Exercise description:
Without the images, write out the whole listing exactly.

Extracted data entries:

- - - - - - -

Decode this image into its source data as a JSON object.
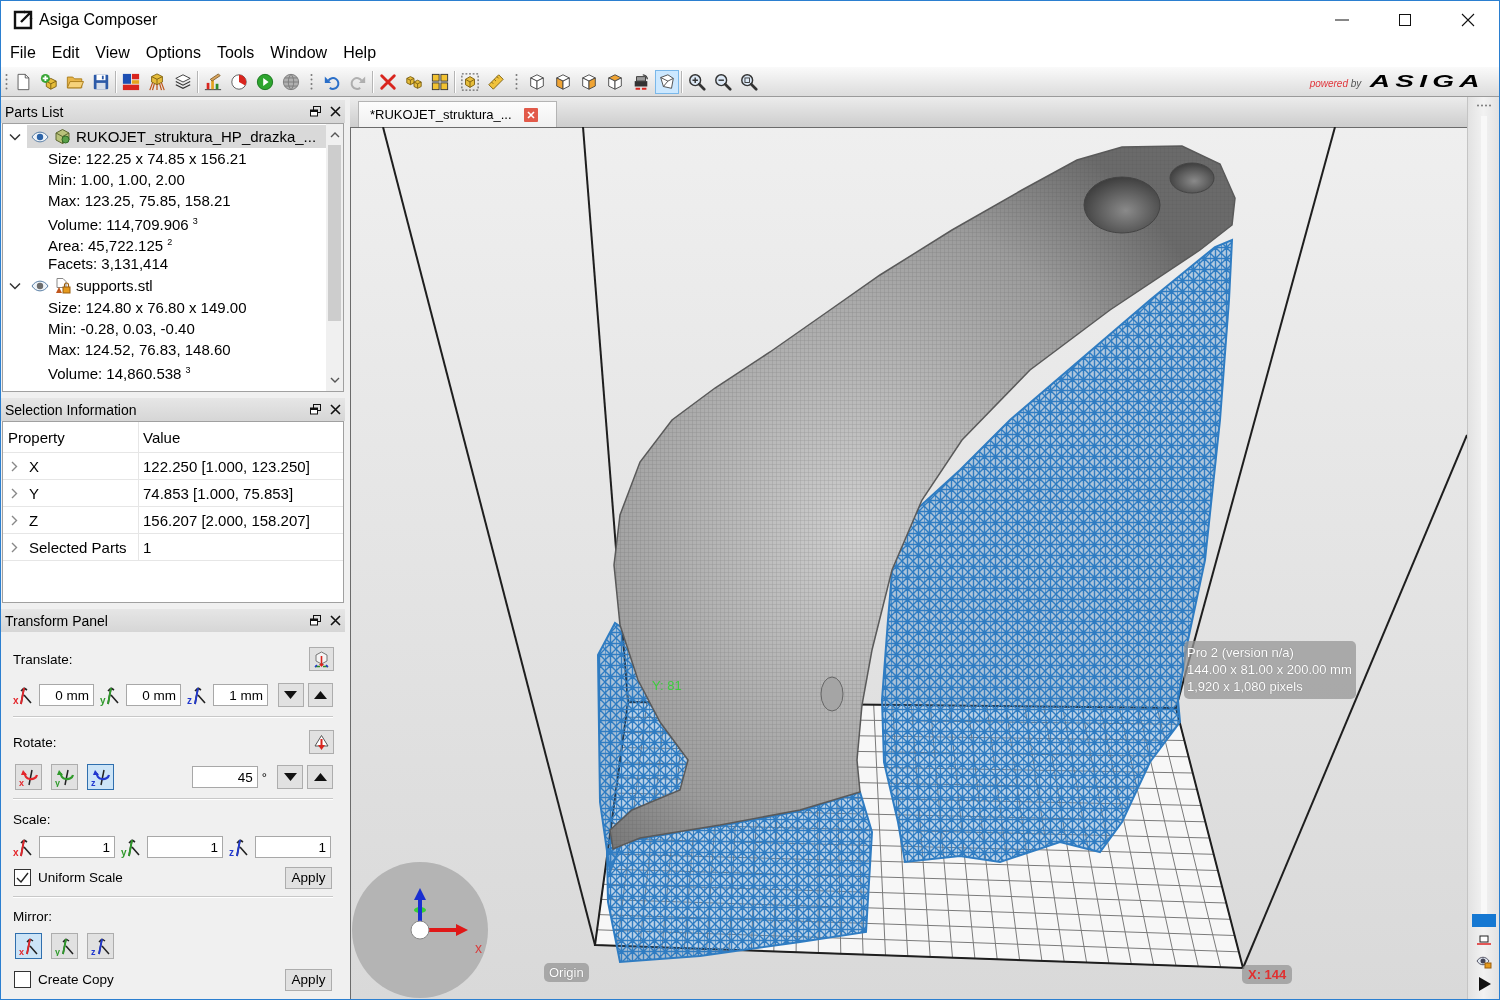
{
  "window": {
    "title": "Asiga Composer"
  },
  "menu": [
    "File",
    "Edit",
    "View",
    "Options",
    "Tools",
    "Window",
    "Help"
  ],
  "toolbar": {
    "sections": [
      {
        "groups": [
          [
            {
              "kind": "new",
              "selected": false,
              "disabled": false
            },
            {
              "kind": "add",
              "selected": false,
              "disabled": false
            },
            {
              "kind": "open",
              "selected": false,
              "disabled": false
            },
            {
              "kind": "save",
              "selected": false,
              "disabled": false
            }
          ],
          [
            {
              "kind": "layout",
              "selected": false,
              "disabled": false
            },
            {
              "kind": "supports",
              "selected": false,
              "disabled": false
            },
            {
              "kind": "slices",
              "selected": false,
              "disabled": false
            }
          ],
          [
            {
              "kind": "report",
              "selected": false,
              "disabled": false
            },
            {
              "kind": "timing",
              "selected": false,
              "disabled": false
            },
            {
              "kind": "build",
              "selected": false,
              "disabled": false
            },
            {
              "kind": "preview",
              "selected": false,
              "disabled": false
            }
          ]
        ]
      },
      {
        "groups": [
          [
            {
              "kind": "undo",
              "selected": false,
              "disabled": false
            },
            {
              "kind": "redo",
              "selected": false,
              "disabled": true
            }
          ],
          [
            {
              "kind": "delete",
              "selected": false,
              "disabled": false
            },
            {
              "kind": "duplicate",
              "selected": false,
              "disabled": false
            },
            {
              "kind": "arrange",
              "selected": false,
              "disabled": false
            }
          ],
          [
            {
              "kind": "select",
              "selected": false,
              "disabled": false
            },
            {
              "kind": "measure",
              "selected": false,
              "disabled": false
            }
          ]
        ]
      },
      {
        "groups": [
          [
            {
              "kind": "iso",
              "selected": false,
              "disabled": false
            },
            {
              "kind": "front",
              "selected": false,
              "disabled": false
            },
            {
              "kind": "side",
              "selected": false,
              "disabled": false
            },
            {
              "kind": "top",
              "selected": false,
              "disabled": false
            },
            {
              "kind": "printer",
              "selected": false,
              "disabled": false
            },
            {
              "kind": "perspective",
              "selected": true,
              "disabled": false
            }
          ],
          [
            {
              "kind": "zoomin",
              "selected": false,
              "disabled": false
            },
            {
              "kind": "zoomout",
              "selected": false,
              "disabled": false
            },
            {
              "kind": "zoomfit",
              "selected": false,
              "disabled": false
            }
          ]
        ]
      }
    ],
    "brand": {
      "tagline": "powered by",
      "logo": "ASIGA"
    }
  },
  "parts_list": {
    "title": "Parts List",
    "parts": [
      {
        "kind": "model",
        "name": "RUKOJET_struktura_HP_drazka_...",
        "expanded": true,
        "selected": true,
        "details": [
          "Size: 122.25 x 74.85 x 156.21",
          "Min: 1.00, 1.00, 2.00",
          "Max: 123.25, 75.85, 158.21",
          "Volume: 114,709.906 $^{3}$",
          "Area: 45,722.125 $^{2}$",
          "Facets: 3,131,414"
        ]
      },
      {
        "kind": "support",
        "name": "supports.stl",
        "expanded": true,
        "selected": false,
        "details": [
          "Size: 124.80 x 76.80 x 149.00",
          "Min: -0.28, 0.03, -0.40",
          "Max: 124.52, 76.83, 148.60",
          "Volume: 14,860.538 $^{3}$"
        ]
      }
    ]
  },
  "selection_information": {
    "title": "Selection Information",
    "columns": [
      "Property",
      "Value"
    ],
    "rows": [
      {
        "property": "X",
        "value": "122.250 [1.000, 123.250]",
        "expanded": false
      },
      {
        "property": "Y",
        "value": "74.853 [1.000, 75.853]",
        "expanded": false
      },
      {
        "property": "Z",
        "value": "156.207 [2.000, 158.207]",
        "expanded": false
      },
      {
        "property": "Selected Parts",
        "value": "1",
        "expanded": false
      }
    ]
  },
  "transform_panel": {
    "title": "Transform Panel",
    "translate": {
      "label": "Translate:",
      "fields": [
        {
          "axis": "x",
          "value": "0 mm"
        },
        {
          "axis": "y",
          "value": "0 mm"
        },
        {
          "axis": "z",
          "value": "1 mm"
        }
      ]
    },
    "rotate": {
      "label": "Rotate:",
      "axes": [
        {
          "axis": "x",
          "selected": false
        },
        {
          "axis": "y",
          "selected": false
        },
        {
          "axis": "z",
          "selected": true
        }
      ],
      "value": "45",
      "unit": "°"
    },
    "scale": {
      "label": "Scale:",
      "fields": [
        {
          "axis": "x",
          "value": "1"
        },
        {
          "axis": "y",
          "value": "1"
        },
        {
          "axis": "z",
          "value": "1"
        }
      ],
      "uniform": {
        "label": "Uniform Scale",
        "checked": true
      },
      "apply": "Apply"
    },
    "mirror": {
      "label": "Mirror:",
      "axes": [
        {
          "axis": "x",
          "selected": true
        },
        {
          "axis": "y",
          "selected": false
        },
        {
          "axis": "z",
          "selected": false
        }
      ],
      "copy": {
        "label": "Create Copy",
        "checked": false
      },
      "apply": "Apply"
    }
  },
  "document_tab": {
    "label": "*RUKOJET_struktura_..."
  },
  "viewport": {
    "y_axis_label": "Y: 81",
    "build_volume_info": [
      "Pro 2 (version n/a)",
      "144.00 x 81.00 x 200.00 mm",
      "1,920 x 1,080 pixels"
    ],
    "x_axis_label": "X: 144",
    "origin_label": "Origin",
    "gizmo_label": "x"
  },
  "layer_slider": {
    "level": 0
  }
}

- - - - - - -

Output of the exercise:
Decode this image into its source data as a JSON object.
{
  "window": {
    "title": "Asiga Composer"
  },
  "menu": [
    "File",
    "Edit",
    "View",
    "Options",
    "Tools",
    "Window",
    "Help"
  ],
  "toolbar": {
    "sections": [
      {
        "groups": [
          [
            {
              "kind": "new",
              "selected": false,
              "disabled": false
            },
            {
              "kind": "add",
              "selected": false,
              "disabled": false
            },
            {
              "kind": "open",
              "selected": false,
              "disabled": false
            },
            {
              "kind": "save",
              "selected": false,
              "disabled": false
            }
          ],
          [
            {
              "kind": "layout",
              "selected": false,
              "disabled": false
            },
            {
              "kind": "supports",
              "selected": false,
              "disabled": false
            },
            {
              "kind": "slices",
              "selected": false,
              "disabled": false
            }
          ],
          [
            {
              "kind": "report",
              "selected": false,
              "disabled": false
            },
            {
              "kind": "timing",
              "selected": false,
              "disabled": false
            },
            {
              "kind": "build",
              "selected": false,
              "disabled": false
            },
            {
              "kind": "preview",
              "selected": false,
              "disabled": false
            }
          ]
        ]
      },
      {
        "groups": [
          [
            {
              "kind": "undo",
              "selected": false,
              "disabled": false
            },
            {
              "kind": "redo",
              "selected": false,
              "disabled": true
            }
          ],
          [
            {
              "kind": "delete",
              "selected": false,
              "disabled": false
            },
            {
              "kind": "duplicate",
              "selected": false,
              "disabled": false
            },
            {
              "kind": "arrange",
              "selected": false,
              "disabled": false
            }
          ],
          [
            {
              "kind": "select",
              "selected": false,
              "disabled": false
            },
            {
              "kind": "measure",
              "selected": false,
              "disabled": false
            }
          ]
        ]
      },
      {
        "groups": [
          [
            {
              "kind": "iso",
              "selected": false,
              "disabled": false
            },
            {
              "kind": "front",
              "selected": false,
              "disabled": false
            },
            {
              "kind": "side",
              "selected": false,
              "disabled": false
            },
            {
              "kind": "top",
              "selected": false,
              "disabled": false
            },
            {
              "kind": "printer",
              "selected": false,
              "disabled": false
            },
            {
              "kind": "perspective",
              "selected": true,
              "disabled": false
            }
          ],
          [
            {
              "kind": "zoomin",
              "selected": false,
              "disabled": false
            },
            {
              "kind": "zoomout",
              "selected": false,
              "disabled": false
            },
            {
              "kind": "zoomfit",
              "selected": false,
              "disabled": false
            }
          ]
        ]
      }
    ],
    "brand": {
      "tagline": "powered by",
      "logo": "ASIGA"
    }
  },
  "parts_list": {
    "title": "Parts List",
    "parts": [
      {
        "kind": "model",
        "name": "RUKOJET_struktura_HP_drazka_...",
        "expanded": true,
        "selected": true,
        "details": [
          "Size: 122.25 x 74.85 x 156.21",
          "Min: 1.00, 1.00, 2.00",
          "Max: 123.25, 75.85, 158.21",
          "Volume: 114,709.906 $^{3}$",
          "Area: 45,722.125 $^{2}$",
          "Facets: 3,131,414"
        ]
      },
      {
        "kind": "support",
        "name": "supports.stl",
        "expanded": true,
        "selected": false,
        "details": [
          "Size: 124.80 x 76.80 x 149.00",
          "Min: -0.28, 0.03, -0.40",
          "Max: 124.52, 76.83, 148.60",
          "Volume: 14,860.538 $^{3}$"
        ]
      }
    ]
  },
  "selection_information": {
    "title": "Selection Information",
    "columns": [
      "Property",
      "Value"
    ],
    "rows": [
      {
        "property": "X",
        "value": "122.250 [1.000, 123.250]",
        "expanded": false
      },
      {
        "property": "Y",
        "value": "74.853 [1.000, 75.853]",
        "expanded": false
      },
      {
        "property": "Z",
        "value": "156.207 [2.000, 158.207]",
        "expanded": false
      },
      {
        "property": "Selected Parts",
        "value": "1",
        "expanded": false
      }
    ]
  },
  "transform_panel": {
    "title": "Transform Panel",
    "translate": {
      "label": "Translate:",
      "fields": [
        {
          "axis": "x",
          "value": "0 mm"
        },
        {
          "axis": "y",
          "value": "0 mm"
        },
        {
          "axis": "z",
          "value": "1 mm"
        }
      ]
    },
    "rotate": {
      "label": "Rotate:",
      "axes": [
        {
          "axis": "x",
          "selected": false
        },
        {
          "axis": "y",
          "selected": false
        },
        {
          "axis": "z",
          "selected": true
        }
      ],
      "value": "45",
      "unit": "°"
    },
    "scale": {
      "label": "Scale:",
      "fields": [
        {
          "axis": "x",
          "value": "1"
        },
        {
          "axis": "y",
          "value": "1"
        },
        {
          "axis": "z",
          "value": "1"
        }
      ],
      "uniform": {
        "label": "Uniform Scale",
        "checked": true
      },
      "apply": "Apply"
    },
    "mirror": {
      "label": "Mirror:",
      "axes": [
        {
          "axis": "x",
          "selected": true
        },
        {
          "axis": "y",
          "selected": false
        },
        {
          "axis": "z",
          "selected": false
        }
      ],
      "copy": {
        "label": "Create Copy",
        "checked": false
      },
      "apply": "Apply"
    }
  },
  "document_tab": {
    "label": "*RUKOJET_struktura_..."
  },
  "viewport": {
    "y_axis_label": "Y: 81",
    "build_volume_info": [
      "Pro 2 (version n/a)",
      "144.00 x 81.00 x 200.00 mm",
      "1,920 x 1,080 pixels"
    ],
    "x_axis_label": "X: 144",
    "origin_label": "Origin",
    "gizmo_label": "x"
  },
  "layer_slider": {
    "level": 0
  }
}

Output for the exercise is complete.